** start Records supplied **

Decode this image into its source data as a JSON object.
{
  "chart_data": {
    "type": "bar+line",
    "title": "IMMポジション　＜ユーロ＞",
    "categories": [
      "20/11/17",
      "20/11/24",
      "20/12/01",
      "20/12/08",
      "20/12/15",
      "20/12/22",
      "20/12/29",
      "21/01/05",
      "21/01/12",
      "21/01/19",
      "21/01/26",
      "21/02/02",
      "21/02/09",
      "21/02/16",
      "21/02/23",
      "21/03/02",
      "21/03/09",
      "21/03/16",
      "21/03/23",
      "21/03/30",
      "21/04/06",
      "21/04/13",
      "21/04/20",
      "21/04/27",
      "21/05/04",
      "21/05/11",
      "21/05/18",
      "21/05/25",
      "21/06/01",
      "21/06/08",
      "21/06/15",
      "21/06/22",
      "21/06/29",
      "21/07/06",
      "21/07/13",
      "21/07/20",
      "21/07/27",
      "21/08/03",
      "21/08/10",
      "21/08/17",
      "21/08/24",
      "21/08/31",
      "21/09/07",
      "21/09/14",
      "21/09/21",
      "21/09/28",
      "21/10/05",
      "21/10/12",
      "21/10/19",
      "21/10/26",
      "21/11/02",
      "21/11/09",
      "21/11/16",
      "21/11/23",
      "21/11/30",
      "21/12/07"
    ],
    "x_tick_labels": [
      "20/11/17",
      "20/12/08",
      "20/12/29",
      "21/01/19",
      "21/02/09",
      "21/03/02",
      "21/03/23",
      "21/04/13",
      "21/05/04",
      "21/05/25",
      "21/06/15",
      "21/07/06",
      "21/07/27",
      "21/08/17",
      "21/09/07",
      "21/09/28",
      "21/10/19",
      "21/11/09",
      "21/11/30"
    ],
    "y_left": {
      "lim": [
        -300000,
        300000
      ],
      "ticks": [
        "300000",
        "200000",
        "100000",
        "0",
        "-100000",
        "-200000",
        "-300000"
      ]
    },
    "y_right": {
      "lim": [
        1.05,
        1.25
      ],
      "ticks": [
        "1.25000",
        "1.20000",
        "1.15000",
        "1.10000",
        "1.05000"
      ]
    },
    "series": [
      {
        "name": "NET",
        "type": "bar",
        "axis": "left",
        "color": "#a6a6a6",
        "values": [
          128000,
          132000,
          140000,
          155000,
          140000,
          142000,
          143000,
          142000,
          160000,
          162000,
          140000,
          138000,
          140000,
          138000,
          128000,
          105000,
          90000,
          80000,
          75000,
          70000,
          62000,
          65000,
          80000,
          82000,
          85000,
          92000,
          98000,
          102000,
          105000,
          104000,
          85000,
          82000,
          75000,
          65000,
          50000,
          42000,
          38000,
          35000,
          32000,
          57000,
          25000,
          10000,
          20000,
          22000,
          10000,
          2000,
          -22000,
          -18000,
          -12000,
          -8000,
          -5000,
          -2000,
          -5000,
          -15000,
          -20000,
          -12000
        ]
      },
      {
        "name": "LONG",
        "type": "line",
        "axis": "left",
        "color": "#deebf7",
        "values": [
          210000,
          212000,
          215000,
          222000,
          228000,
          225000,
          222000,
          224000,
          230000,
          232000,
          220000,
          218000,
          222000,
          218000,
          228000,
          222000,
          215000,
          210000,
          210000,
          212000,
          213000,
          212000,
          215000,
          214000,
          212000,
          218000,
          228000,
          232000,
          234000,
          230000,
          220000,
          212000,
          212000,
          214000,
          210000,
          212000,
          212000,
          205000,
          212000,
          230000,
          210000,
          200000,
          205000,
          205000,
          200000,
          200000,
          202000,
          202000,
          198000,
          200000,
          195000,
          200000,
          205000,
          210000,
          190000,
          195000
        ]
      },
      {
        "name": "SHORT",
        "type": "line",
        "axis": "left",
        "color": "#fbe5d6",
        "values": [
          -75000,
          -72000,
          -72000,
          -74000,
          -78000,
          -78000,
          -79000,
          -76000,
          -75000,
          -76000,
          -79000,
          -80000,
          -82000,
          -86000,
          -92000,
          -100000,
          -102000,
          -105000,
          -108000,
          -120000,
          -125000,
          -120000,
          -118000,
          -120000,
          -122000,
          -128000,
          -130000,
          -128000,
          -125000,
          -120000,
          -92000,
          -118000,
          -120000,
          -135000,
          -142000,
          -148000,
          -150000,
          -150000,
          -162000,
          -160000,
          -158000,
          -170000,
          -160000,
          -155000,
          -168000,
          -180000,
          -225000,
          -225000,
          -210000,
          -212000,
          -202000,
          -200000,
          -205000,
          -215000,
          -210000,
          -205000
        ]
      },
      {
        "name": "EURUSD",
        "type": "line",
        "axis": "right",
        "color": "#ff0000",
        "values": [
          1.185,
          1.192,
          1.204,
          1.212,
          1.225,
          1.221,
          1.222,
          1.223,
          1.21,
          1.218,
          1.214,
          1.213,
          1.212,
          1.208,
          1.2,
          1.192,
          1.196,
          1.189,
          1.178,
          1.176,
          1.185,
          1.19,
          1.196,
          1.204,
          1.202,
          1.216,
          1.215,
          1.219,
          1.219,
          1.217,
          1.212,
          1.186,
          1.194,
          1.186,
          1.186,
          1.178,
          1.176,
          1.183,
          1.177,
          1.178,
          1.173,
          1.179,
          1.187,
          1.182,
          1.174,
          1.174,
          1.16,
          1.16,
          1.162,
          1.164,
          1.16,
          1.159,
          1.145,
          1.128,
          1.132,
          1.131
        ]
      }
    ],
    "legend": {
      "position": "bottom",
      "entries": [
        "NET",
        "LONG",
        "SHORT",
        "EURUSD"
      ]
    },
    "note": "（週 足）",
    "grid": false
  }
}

** end Records supplied **

Requirement
Pick out the lines containing the string "name" and show them.

Output of the task
        "name": "NET",
        "name": "LONG",
        "name": "SHORT",
        "name": "EURUSD",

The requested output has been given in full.